---------- Information given ----------

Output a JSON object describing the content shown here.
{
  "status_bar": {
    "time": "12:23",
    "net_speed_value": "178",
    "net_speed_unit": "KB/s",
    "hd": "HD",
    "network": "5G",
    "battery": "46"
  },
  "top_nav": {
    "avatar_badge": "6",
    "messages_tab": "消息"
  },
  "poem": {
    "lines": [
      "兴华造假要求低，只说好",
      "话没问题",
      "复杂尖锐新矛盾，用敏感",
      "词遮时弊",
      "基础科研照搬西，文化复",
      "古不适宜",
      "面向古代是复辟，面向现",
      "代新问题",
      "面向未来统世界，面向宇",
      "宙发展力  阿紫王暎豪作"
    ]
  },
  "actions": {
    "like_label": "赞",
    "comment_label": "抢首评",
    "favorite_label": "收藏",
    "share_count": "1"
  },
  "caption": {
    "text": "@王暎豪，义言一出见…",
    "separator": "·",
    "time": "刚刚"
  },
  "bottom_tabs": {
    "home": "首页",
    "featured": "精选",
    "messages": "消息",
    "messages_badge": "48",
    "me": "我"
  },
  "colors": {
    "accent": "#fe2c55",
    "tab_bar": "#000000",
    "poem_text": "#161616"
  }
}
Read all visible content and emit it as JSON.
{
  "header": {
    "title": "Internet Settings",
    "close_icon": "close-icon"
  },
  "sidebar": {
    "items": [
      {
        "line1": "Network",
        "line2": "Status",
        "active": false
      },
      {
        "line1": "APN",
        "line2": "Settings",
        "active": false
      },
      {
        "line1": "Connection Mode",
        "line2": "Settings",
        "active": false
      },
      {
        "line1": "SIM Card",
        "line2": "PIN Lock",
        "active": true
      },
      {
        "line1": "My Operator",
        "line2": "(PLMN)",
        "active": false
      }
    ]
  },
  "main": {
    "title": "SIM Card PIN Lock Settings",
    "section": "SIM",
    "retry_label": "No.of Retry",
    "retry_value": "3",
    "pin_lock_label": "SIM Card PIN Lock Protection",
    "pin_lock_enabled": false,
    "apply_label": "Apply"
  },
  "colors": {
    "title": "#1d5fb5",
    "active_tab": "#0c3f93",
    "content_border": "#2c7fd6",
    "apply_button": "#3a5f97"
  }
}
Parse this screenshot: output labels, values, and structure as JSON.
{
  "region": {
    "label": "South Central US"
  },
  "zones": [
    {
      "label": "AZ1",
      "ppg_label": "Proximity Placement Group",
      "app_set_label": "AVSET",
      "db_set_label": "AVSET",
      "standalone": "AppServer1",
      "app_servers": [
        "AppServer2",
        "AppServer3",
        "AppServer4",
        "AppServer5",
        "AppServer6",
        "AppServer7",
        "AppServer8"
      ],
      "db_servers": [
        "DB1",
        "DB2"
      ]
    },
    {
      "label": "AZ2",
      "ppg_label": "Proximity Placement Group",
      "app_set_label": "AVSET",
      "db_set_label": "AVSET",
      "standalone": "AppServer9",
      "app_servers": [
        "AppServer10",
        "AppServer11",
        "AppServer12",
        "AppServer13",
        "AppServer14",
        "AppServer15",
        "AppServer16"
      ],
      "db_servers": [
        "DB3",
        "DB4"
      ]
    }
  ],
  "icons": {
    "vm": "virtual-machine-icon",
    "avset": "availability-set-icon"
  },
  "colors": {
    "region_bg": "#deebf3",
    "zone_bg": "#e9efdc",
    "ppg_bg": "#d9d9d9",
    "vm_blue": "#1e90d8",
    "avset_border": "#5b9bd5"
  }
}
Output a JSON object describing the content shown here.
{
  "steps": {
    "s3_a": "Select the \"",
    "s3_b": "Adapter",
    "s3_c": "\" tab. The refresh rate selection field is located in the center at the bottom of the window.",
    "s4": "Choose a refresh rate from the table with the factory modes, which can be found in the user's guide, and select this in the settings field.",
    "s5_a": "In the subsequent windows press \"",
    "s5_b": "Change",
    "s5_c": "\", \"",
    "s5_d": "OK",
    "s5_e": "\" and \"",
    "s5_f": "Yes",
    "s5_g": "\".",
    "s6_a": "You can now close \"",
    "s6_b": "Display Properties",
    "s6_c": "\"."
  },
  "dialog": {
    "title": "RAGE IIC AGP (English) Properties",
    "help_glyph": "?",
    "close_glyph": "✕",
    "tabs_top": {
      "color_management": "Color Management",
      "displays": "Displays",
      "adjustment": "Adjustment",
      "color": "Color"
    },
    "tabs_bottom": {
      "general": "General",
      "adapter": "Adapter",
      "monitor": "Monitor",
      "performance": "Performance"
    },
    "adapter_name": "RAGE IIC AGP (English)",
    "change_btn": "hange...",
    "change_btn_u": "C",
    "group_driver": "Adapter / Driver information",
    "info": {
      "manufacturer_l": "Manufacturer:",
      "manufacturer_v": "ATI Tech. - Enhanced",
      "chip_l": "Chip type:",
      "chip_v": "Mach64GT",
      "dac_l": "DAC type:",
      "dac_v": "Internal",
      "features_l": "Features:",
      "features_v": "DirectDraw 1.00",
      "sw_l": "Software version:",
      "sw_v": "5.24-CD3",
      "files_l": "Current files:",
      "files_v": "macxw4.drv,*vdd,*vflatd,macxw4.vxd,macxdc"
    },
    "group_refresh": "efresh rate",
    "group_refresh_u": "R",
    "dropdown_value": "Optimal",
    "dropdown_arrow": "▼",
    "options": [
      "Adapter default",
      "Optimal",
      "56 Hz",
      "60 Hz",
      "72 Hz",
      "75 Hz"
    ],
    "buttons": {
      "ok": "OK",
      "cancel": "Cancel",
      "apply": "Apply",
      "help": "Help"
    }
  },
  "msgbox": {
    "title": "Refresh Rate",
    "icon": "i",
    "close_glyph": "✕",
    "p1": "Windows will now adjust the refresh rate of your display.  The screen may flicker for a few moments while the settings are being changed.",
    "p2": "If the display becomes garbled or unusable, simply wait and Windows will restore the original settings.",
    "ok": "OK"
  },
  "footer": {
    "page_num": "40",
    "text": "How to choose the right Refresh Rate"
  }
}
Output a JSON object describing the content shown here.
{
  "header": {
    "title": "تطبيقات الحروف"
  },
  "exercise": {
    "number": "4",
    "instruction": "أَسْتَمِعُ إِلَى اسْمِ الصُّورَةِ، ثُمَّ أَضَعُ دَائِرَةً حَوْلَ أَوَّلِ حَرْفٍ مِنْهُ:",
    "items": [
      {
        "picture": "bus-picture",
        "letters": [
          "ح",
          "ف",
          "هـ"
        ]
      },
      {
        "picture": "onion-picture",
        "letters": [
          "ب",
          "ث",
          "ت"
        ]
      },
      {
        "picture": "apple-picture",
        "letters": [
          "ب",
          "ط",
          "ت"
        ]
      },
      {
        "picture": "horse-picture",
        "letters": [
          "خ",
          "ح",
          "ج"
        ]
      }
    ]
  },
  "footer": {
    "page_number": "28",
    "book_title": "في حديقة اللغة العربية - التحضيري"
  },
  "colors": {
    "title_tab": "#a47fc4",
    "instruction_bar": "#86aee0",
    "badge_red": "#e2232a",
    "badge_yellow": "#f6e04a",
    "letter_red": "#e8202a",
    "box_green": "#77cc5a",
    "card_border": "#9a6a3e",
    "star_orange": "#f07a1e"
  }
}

----------

### Given exercise
Write the complete data out, exactly as above.

### Exercise answer
Output a JSON object describing the content shown here.
{
  "status_bar": {
    "time": "12:23",
    "net_speed_value": "178",
    "net_speed_unit": "KB/s",
    "hd": "HD",
    "network": "5G",
    "battery": "46"
  },
  "top_nav": {
    "avatar_badge": "6",
    "messages_tab": "消息"
  },
  "poem": {
    "lines": [
      "兴华造假要求低，只说好",
      "话没问题",
      "复杂尖锐新矛盾，用敏感",
      "词遮时弊",
      "基础科研照搬西，文化复",
      "古不适宜",
      "面向古代是复辟，面向现",
      "代新问题",
      "面向未来统世界，面向宇",
      "宙发展力  阿紫王暎豪作"
    ]
  },
  "actions": {
    "like_label": "赞",
    "comment_label": "抢首评",
    "favorite_label": "收藏",
    "share_count": "1"
  },
  "caption": {
    "text": "@王暎豪，义言一出见…",
    "separator": "·",
    "time": "刚刚"
  },
  "bottom_tabs": {
    "home": "首页",
    "featured": "精选",
    "messages": "消息",
    "messages_badge": "48",
    "me": "我"
  },
  "colors": {
    "accent": "#fe2c55",
    "tab_bar": "#000000",
    "poem_text": "#161616"
  }
}
Read all visible content and emit it as JSON.
{
  "header": {
    "title": "Internet Settings",
    "close_icon": "close-icon"
  },
  "sidebar": {
    "items": [
      {
        "line1": "Network",
        "line2": "Status",
        "active": false
      },
      {
        "line1": "APN",
        "line2": "Settings",
        "active": false
      },
      {
        "line1": "Connection Mode",
        "line2": "Settings",
        "active": false
      },
      {
        "line1": "SIM Card",
        "line2": "PIN Lock",
        "active": true
      },
      {
        "line1": "My Operator",
        "line2": "(PLMN)",
        "active": false
      }
    ]
  },
  "main": {
    "title": "SIM Card PIN Lock Settings",
    "section": "SIM",
    "retry_label": "No.of Retry",
    "retry_value": "3",
    "pin_lock_label": "SIM Card PIN Lock Protection",
    "pin_lock_enabled": false,
    "apply_label": "Apply"
  },
  "colors": {
    "title": "#1d5fb5",
    "active_tab": "#0c3f93",
    "content_border": "#2c7fd6",
    "apply_button": "#3a5f97"
  }
}
Parse this screenshot: output labels, values, and structure as JSON.
{
  "region": {
    "label": "South Central US"
  },
  "zones": [
    {
      "label": "AZ1",
      "ppg_label": "Proximity Placement Group",
      "app_set_label": "AVSET",
      "db_set_label": "AVSET",
      "standalone": "AppServer1",
      "app_servers": [
        "AppServer2",
        "AppServer3",
        "AppServer4",
        "AppServer5",
        "AppServer6",
        "AppServer7",
        "AppServer8"
      ],
      "db_servers": [
        "DB1",
        "DB2"
      ]
    },
    {
      "label": "AZ2",
      "ppg_label": "Proximity Placement Group",
      "app_set_label": "AVSET",
      "db_set_label": "AVSET",
      "standalone": "AppServer9",
      "app_servers": [
        "AppServer10",
        "AppServer11",
        "AppServer12",
        "AppServer13",
        "AppServer14",
        "AppServer15",
        "AppServer16"
      ],
      "db_servers": [
        "DB3",
        "DB4"
      ]
    }
  ],
  "icons": {
    "vm": "virtual-machine-icon",
    "avset": "availability-set-icon"
  },
  "colors": {
    "region_bg": "#deebf3",
    "zone_bg": "#e9efdc",
    "ppg_bg": "#d9d9d9",
    "vm_blue": "#1e90d8",
    "avset_border": "#5b9bd5"
  }
}
Output a JSON object describing the content shown here.
{
  "steps": {
    "s3_a": "Select the \"",
    "s3_b": "Adapter",
    "s3_c": "\" tab. The refresh rate selection field is located in the center at the bottom of the window.",
    "s4": "Choose a refresh rate from the table with the factory modes, which can be found in the user's guide, and select this in the settings field.",
    "s5_a": "In the subsequent windows press \"",
    "s5_b": "Change",
    "s5_c": "\", \"",
    "s5_d": "OK",
    "s5_e": "\" and \"",
    "s5_f": "Yes",
    "s5_g": "\".",
    "s6_a": "You can now close \"",
    "s6_b": "Display Properties",
    "s6_c": "\"."
  },
  "dialog": {
    "title": "RAGE IIC AGP (English) Properties",
    "help_glyph": "?",
    "close_glyph": "✕",
    "tabs_top": {
      "color_management": "Color Management",
      "displays": "Displays",
      "adjustment": "Adjustment",
      "color": "Color"
    },
    "tabs_bottom": {
      "general": "General",
      "adapter": "Adapter",
      "monitor": "Monitor",
      "performance": "Performance"
    },
    "adapter_name": "RAGE IIC AGP (English)",
    "change_btn": "hange...",
    "change_btn_u": "C",
    "group_driver": "Adapter / Driver information",
    "info": {
      "manufacturer_l": "Manufacturer:",
      "manufacturer_v": "ATI Tech. - Enhanced",
      "chip_l": "Chip type:",
      "chip_v": "Mach64GT",
      "dac_l": "DAC type:",
      "dac_v": "Internal",
      "features_l": "Features:",
      "features_v": "DirectDraw 1.00",
      "sw_l": "Software version:",
      "sw_v": "5.24-CD3",
      "files_l": "Current files:",
      "files_v": "macxw4.drv,*vdd,*vflatd,macxw4.vxd,macxdc"
    },
    "group_refresh": "efresh rate",
    "group_refresh_u": "R",
    "dropdown_value": "Optimal",
    "dropdown_arrow": "▼",
    "options": [
      "Adapter default",
      "Optimal",
      "56 Hz",
      "60 Hz",
      "72 Hz",
      "75 Hz"
    ],
    "buttons": {
      "ok": "OK",
      "cancel": "Cancel",
      "apply": "Apply",
      "help": "Help"
    }
  },
  "msgbox": {
    "title": "Refresh Rate",
    "icon": "i",
    "close_glyph": "✕",
    "p1": "Windows will now adjust the refresh rate of your display.  The screen may flicker for a few moments while the settings are being changed.",
    "p2": "If the display becomes garbled or unusable, simply wait and Windows will restore the original settings.",
    "ok": "OK"
  },
  "footer": {
    "page_num": "40",
    "text": "How to choose the right Refresh Rate"
  }
}
Output a JSON object describing the content shown here.
{
  "header": {
    "title": "تطبيقات الحروف"
  },
  "exercise": {
    "number": "4",
    "instruction": "أَسْتَمِعُ إِلَى اسْمِ الصُّورَةِ، ثُمَّ أَضَعُ دَائِرَةً حَوْلَ أَوَّلِ حَرْفٍ مِنْهُ:",
    "items": [
      {
        "picture": "bus-picture",
        "letters": [
          "ح",
          "ف",
          "هـ"
        ]
      },
      {
        "picture": "onion-picture",
        "letters": [
          "ب",
          "ث",
          "ت"
        ]
      },
      {
        "picture": "apple-picture",
        "letters": [
          "ب",
          "ط",
          "ت"
        ]
      },
      {
        "picture": "horse-picture",
        "letters": [
          "خ",
          "ح",
          "ج"
        ]
      }
    ]
  },
  "footer": {
    "page_number": "28",
    "book_title": "في حديقة اللغة العربية - التحضيري"
  },
  "colors": {
    "title_tab": "#a47fc4",
    "instruction_bar": "#86aee0",
    "badge_red": "#e2232a",
    "badge_yellow": "#f6e04a",
    "letter_red": "#e8202a",
    "box_green": "#77cc5a",
    "card_border": "#9a6a3e",
    "star_orange": "#f07a1e"
  }
}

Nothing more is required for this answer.